* _YOUR INSTRUCTIONS_
Your task is to transcribe the data in full.
--- DATA SHOWN ---
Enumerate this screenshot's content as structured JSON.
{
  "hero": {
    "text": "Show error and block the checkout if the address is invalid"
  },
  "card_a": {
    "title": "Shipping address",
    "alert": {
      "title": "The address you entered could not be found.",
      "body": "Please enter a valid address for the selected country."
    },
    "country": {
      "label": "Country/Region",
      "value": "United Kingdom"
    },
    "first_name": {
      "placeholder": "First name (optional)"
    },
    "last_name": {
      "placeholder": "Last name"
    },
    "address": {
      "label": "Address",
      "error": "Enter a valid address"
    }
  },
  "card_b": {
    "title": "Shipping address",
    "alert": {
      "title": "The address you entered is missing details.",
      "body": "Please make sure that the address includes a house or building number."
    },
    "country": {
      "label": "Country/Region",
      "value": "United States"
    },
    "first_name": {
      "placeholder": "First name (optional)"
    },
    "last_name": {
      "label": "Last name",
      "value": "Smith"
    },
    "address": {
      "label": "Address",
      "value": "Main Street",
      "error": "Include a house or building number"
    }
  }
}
---
* _EXERCISE RESULT_
Enumerate this screenshot's content as structured JSON.
{
  "hero": {
    "text": "Show error and block the checkout if the address is invalid"
  },
  "card_a": {
    "title": "Shipping address",
    "alert": {
      "title": "The address you entered could not be found.",
      "body": "Please enter a valid address for the selected country."
    },
    "country": {
      "label": "Country/Region",
      "value": "United Kingdom"
    },
    "first_name": {
      "placeholder": "First name (optional)"
    },
    "last_name": {
      "placeholder": "Last name"
    },
    "address": {
      "label": "Address",
      "error": "Enter a valid address"
    }
  },
  "card_b": {
    "title": "Shipping address",
    "alert": {
      "title": "The address you entered is missing details.",
      "body": "Please make sure that the address includes a house or building number."
    },
    "country": {
      "label": "Country/Region",
      "value": "United States"
    },
    "first_name": {
      "placeholder": "First name (optional)"
    },
    "last_name": {
      "label": "Last name",
      "value": "Smith"
    },
    "address": {
      "label": "Address",
      "value": "Main Street",
      "error": "Include a house or building number"
    }
  }
}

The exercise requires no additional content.